• KUTIPAN TEKS
+ + + + + + +

Sabtu, 27 November 2010

makalah.......

PKL
 ( baca pedagang tak bertempat )
Oleh : Yamhari
Guru SD Sembungharjo 03, Kota Semarang
       Persoalan kota besar sangatlah kompleks, disamping penataan tata ruang kota yang harus baik dan sesuai dengan peruntukannya, juga masalah – masalah sosial yang sangat riskan. Sejak terjadinya krisis multi dimensi tahun 1997, terasa tak ada hentinya terpaan kehidupan sosial yang semakin menghimpit. Sebut saja penderitaan kang Karyo yang sebelum terjadi krisis adalah pegawai rendahan pada sebuah perusahaan swasta. Walau pegawai rwndahan yang tugasnya halaman, mengepel lantai, “nggawe wedang “, mengantar surat, tapi kang Karyo masih beruntung, karena masih mendapatkan upah yang memadai untuk taraf kehidupannya sebagai kuli bawahan ( baca Office boy ). Betapa tidak, meskipun gajinya hanya cukup untuk kebutuhan sehari – hari dengan istri dan anaknya, kang Karyo sering mendapatkan uang tambahan dari perusahaan karena rajin bekerja dan tidak pernah absen. Belum lagi tanbahan dari para penggede perusahaan. Uang inilah yang digunakan kang Karyo untuk menmgajak istri dan anaknya sekali – kali datang ke Simpang Lima di Minggu pagi sekedar refresing.
       Sambil melihat – lihat barang dagaangan yang dipajang di seantero simpang lima, waah – wah simpang lima saiki kebak bune, rapat tanpa ada yang tersisa. Untuk berjalan saja susah, semua isinya pedagang.

+ + + + + + +

• PETUNJUK
1) Jawablah pertanyaan berikut berdasarkan teks tentang PKL.
(a) Sejak tahun berapa terjadi krisis multi dimensi?
(b) Sebelum krisis, kang Karyo bekerja sebagai apa?
(c) Ke mana kang Karyo sesekali mengajak istri dan anaknya pada Minggu pagi?
2) Salinlah bagian teks tentang PKL yang dimulai dari "Sambil melihat –" dan berakhir pada "semua isinya pedagang.".
3) Tentukan apakah setiap pernyataan berikut sesuai dengan teks tentang PKL. Jawab ya atau tidak, lalu kutip kata-kata dari teks yang menjadi dasarnya.
(a) Kang Karyo sering mendapat uang tambahan dari perusahaan karena rajin bekerja.
(b) Gaji kang Karyo jauh melebihi kebutuhan sehari-hari keluarganya.
(c) Di Simpang Lima masih banyak ruang kosong untuk berjalan.
Baris-baris berikut tidak berkaitan dengan teks tentang PKL.

[Potongan berkas data]
+ + + + + + +

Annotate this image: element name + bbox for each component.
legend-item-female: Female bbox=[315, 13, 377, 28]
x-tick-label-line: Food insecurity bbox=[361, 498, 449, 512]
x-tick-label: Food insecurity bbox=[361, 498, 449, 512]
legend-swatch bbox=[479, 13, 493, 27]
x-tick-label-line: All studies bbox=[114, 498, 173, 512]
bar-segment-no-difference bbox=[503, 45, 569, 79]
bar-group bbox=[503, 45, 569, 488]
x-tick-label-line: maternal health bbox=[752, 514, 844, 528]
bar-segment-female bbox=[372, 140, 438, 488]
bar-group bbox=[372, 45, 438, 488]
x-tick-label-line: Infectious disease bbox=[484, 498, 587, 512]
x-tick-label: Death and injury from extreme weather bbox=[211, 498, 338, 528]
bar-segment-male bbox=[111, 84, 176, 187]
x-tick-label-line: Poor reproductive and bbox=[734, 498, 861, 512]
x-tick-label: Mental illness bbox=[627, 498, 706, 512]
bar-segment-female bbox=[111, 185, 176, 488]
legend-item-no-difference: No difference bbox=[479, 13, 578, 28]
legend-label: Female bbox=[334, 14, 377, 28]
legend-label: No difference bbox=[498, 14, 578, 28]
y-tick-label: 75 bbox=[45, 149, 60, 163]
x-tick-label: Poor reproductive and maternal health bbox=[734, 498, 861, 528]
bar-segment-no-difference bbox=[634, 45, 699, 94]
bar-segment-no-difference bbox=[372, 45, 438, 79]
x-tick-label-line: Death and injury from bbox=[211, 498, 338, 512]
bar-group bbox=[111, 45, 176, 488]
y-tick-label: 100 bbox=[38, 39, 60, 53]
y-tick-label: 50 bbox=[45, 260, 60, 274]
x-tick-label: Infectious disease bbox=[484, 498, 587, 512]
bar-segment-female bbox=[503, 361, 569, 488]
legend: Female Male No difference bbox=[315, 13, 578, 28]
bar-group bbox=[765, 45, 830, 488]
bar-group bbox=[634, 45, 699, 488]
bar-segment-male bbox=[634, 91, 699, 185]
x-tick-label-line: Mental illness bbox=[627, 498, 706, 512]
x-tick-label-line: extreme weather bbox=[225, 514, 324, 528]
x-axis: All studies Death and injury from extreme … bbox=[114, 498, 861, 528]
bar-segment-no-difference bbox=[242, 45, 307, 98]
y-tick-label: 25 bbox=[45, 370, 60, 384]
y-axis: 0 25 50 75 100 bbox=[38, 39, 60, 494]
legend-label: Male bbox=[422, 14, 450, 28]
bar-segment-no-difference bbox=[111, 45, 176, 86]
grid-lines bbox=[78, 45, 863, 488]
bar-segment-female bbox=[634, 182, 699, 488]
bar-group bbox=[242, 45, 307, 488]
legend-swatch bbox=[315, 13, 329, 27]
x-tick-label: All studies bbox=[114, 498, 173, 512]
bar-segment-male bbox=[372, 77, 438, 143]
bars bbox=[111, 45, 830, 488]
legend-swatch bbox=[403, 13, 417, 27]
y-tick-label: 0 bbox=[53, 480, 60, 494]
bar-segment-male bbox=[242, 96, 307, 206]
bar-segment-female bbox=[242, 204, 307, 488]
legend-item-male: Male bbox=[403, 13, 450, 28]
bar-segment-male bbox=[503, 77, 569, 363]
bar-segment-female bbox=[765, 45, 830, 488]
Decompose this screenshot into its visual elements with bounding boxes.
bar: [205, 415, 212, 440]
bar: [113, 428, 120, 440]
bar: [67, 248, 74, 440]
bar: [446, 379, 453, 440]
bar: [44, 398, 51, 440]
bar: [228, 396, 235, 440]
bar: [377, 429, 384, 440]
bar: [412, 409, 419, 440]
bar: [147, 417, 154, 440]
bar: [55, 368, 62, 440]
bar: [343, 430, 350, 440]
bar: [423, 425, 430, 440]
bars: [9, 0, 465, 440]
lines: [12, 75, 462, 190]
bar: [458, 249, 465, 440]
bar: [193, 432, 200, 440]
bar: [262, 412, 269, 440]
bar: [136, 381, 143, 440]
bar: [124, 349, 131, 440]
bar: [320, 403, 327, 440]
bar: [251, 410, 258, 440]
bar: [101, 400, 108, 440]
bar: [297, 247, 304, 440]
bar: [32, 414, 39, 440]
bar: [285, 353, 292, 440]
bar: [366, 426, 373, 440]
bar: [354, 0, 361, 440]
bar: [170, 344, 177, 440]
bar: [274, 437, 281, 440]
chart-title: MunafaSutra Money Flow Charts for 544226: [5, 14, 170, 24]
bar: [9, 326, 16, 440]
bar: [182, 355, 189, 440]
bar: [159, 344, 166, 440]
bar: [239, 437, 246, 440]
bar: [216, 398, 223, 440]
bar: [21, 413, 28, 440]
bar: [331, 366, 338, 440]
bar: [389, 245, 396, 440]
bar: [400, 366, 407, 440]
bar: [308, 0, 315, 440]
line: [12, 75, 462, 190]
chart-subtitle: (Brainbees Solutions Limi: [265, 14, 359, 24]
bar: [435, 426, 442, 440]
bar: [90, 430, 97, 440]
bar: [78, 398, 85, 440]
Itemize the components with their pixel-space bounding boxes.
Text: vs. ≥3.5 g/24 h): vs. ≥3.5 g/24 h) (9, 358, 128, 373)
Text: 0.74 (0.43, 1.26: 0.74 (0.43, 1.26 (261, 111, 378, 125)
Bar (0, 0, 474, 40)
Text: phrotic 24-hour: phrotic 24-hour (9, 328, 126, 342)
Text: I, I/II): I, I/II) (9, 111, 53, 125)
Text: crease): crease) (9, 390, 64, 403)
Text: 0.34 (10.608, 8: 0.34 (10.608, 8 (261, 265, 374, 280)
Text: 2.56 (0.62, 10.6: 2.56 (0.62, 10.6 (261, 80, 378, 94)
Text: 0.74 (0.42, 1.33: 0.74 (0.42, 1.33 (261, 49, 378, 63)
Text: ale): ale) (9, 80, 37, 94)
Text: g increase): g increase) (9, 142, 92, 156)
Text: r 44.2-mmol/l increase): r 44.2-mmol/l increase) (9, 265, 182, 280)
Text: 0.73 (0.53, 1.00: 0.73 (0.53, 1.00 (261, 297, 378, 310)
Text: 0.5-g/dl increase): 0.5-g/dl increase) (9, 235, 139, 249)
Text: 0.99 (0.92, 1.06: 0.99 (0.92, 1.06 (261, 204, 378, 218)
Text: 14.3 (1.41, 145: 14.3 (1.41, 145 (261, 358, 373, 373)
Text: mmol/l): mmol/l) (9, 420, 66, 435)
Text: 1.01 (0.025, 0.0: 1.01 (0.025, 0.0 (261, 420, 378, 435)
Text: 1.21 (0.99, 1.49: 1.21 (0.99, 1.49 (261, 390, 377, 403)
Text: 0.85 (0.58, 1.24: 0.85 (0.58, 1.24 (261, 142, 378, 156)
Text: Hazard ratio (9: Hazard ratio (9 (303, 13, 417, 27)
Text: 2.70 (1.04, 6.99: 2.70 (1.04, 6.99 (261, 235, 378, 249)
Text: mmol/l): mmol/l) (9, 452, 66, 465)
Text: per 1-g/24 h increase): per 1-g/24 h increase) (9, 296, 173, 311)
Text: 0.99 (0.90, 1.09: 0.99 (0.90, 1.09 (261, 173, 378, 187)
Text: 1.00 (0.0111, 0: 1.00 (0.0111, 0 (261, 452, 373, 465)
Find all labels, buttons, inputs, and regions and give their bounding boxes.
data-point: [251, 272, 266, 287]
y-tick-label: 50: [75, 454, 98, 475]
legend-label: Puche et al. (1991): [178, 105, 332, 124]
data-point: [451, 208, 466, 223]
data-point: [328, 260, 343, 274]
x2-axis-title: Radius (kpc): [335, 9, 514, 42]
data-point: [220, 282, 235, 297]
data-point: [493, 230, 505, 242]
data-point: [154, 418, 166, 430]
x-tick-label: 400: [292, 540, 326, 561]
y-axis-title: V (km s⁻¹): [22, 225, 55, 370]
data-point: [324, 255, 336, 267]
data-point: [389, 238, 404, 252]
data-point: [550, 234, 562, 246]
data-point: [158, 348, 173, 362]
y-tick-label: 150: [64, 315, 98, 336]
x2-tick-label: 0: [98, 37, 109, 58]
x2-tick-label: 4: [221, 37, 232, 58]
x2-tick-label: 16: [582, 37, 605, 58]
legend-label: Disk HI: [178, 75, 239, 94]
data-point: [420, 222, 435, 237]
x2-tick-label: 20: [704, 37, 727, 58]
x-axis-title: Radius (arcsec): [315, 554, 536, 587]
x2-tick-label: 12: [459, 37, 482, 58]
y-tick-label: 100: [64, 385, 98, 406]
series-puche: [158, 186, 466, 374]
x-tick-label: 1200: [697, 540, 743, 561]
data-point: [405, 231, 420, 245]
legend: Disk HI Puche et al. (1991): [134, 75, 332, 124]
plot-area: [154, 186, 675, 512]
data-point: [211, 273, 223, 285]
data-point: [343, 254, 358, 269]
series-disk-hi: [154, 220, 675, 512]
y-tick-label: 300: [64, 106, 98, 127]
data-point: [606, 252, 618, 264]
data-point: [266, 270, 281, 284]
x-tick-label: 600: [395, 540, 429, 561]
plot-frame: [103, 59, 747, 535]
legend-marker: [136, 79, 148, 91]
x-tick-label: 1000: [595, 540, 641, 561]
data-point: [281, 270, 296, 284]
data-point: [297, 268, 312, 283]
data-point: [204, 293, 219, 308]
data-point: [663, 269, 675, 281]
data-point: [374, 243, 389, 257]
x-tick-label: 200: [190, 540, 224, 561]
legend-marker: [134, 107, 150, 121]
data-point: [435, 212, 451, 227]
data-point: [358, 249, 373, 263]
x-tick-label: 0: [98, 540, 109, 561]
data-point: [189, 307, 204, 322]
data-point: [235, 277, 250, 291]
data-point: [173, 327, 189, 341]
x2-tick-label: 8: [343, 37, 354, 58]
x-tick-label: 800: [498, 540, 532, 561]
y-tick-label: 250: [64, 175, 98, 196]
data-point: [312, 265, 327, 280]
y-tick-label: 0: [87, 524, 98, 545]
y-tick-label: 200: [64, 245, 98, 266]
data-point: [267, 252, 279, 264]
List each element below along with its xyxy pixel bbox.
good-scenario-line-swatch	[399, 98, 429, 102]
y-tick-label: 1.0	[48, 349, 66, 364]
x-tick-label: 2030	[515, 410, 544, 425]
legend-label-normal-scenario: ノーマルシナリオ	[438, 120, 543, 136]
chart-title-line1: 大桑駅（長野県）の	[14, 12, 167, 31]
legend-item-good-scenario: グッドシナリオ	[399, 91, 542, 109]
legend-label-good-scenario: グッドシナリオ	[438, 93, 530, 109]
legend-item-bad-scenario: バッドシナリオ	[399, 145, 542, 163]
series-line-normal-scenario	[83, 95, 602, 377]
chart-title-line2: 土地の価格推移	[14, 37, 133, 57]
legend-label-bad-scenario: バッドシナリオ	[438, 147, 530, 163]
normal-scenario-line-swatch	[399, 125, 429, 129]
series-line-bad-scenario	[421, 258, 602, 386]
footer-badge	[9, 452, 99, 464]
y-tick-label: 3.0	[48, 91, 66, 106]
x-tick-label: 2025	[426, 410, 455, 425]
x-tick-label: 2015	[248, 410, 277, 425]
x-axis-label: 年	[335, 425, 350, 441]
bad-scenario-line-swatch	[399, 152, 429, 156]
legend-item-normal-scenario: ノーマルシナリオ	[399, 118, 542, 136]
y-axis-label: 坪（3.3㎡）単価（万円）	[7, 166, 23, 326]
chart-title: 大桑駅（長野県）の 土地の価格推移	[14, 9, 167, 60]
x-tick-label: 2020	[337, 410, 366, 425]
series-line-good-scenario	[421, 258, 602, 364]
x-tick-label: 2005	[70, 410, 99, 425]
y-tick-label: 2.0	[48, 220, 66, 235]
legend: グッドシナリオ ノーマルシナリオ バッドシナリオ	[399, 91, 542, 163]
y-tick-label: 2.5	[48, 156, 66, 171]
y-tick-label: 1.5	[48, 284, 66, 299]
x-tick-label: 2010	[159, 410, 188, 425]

+ + + + + + +

• KUNCI JAWABAN
1)
(a) Sejak tahun 1997.
(b) Ia bekerja sebagai pegawai rendahan pada sebuah perusahaan swasta.
(c) Ke Simpang Lima.

2)
Sambil melihat – lihat barang dagaangan yang dipajang di seantero simpang lima, waah – wah simpang lima saiki kebak bune, rapat tanpa ada yang tersisa. Untuk berjalan saja susah, semua isinya pedagang.

3)
(a) Ya: "kang Karyo sering mendapatkan uang tambahan dari perusahaan karena rajin bekerja dan tidak pernah absen"
(b) Tidak: "gajinya hanya cukup untuk kebutuhan sehari – hari dengan istri dan anaknya"
(c) Tidak: "Untuk berjalan saja susah, semua isinya pedagang."